| Prompt |
Copy out the lines that include the word "median".

| Task data |

------------------------------------------------

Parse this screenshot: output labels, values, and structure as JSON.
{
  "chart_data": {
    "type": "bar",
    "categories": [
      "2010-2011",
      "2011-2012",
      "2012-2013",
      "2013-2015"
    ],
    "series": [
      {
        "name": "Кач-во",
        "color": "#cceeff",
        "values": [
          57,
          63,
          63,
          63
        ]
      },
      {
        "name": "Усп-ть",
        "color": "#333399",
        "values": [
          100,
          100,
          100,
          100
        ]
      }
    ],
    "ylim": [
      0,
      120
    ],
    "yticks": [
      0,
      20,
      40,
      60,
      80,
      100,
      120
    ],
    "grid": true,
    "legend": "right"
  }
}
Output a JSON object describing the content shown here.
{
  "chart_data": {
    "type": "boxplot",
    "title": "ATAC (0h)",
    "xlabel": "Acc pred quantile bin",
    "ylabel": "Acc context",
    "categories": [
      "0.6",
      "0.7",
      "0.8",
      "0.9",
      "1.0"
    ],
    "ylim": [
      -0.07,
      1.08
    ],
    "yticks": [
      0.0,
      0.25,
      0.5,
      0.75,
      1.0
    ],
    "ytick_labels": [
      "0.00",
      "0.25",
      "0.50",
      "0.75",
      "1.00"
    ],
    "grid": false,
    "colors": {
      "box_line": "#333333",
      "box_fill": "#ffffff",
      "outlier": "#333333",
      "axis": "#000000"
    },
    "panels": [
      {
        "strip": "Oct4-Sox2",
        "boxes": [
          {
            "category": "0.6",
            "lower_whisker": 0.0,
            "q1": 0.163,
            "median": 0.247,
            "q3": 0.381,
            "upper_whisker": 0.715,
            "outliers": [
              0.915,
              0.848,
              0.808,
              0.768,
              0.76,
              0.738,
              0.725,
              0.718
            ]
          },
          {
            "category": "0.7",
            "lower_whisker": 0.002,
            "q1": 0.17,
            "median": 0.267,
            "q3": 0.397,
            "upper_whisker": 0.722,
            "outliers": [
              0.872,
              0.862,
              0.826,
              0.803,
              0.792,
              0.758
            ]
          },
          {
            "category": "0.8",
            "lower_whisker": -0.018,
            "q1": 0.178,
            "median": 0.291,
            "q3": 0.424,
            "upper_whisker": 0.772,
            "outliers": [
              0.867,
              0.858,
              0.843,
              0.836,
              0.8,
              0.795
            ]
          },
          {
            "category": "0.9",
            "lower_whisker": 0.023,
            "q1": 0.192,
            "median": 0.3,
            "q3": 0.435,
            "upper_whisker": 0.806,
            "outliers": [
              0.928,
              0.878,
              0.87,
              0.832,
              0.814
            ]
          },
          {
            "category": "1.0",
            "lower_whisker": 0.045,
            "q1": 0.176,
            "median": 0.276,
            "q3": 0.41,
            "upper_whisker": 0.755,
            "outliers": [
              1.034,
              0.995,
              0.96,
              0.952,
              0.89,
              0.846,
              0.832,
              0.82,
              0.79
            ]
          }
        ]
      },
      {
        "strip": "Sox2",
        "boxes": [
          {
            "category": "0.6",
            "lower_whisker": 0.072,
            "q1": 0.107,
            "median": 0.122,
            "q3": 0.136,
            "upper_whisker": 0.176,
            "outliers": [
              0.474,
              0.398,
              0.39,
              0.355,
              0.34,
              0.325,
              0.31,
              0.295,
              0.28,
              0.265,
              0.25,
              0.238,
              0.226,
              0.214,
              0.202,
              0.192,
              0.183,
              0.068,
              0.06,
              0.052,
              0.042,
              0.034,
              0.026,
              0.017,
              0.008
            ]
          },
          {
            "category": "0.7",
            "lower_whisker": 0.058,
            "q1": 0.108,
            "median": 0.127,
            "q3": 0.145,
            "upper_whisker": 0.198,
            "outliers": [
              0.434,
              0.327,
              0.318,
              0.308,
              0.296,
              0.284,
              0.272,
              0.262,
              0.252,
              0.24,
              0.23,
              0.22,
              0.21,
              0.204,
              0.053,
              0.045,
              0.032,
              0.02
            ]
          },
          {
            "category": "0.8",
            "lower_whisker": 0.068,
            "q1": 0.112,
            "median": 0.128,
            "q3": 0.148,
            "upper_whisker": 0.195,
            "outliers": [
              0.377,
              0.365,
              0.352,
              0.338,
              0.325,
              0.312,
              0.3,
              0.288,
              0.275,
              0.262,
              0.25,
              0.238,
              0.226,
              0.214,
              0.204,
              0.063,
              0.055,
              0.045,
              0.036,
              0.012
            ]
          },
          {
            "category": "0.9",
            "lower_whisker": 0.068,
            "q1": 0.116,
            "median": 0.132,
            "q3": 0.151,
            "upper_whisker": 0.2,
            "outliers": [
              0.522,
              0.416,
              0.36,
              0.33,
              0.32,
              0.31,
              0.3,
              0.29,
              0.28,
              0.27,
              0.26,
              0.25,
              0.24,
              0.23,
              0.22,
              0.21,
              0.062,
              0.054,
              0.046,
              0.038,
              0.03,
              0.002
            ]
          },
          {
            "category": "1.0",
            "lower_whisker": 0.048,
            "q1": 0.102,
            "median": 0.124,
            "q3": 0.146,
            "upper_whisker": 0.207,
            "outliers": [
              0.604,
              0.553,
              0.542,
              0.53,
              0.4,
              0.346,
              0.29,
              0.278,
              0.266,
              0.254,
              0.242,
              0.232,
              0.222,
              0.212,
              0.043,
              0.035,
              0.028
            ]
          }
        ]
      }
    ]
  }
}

------------------------------------------------

| In response |
            "median": 0.247,
            "median": 0.267,
            "median": 0.291,
            "median": 0.3,
            "median": 0.276,
            "median": 0.122,
            "median": 0.127,
            "median": 0.128,
            "median": 0.132,
            "median": 0.124,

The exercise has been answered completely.